**INSTRUCTION**
Copy all the data exactly, except the pictures.

(Items listed in a dataset)
================

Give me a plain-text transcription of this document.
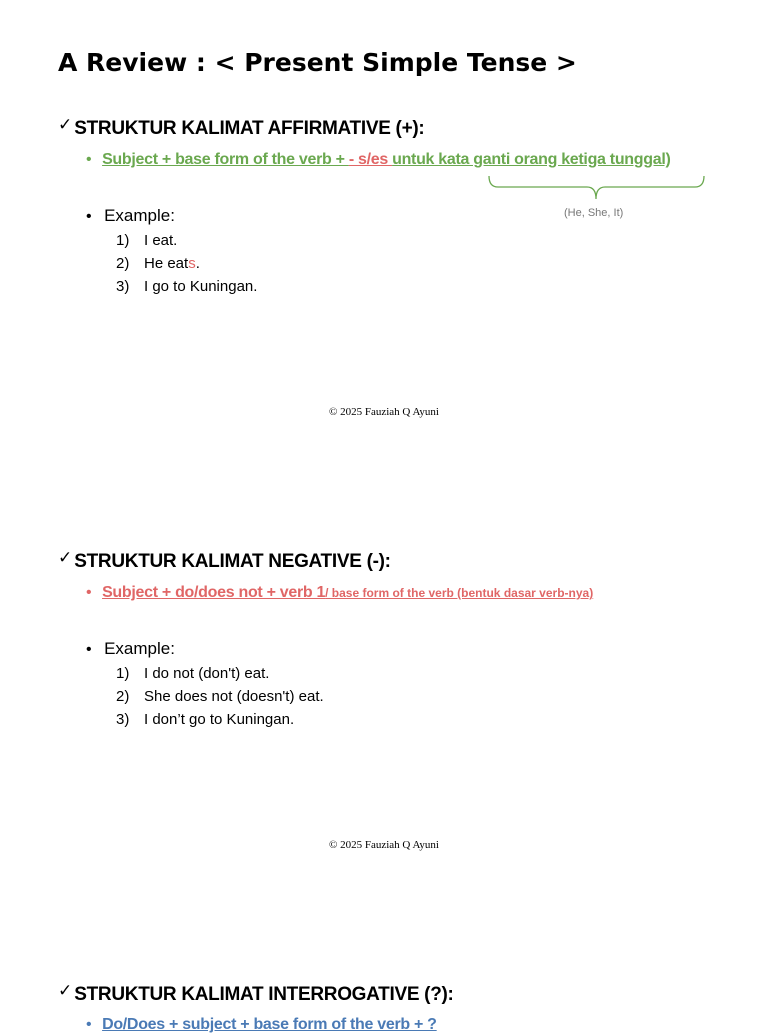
A Review : < Present Simple Tense >
✓ STRUKTUR KALIMAT AFFIRMATIVE (+):
• Subject + base form of the verb + - s/es untuk kata ganti orang ketiga tunggal)
(He, She, It)
• Example:
1) I eat.
2) He eats.
3) I go to Kuningan.
© 2025 Fauziah Q Ayuni
✓ STRUKTUR KALIMAT NEGATIVE (-):
• Subject + do/does not + verb 1/ base form of the verb (bentuk dasar verb-nya)
• Example:
1) I do not (don't) eat.
2) She does not (doesn't) eat.
3) I don’t go to Kuningan.
© 2025 Fauziah Q Ayuni
✓ STRUKTUR KALIMAT INTERROGATIVE (?):
• Do/Does + subject + base form of the verb + ?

================

**FINISHED EXERCISE**
Give me a plain-text transcription of this document.
A Review : < Present Simple Tense >
✓ STRUKTUR KALIMAT AFFIRMATIVE (+):
• Subject + base form of the verb + - s/es untuk kata ganti orang ketiga tunggal)
(He, She, It)
• Example:
1) I eat.
2) He eats.
3) I go to Kuningan.
© 2025 Fauziah Q Ayuni
✓ STRUKTUR KALIMAT NEGATIVE (-):
• Subject + do/does not + verb 1/ base form of the verb (bentuk dasar verb-nya)
• Example:
1) I do not (don't) eat.
2) She does not (doesn't) eat.
3) I don’t go to Kuningan.
© 2025 Fauziah Q Ayuni
✓ STRUKTUR KALIMAT INTERROGATIVE (?):
• Do/Does + subject + base form of the verb + ?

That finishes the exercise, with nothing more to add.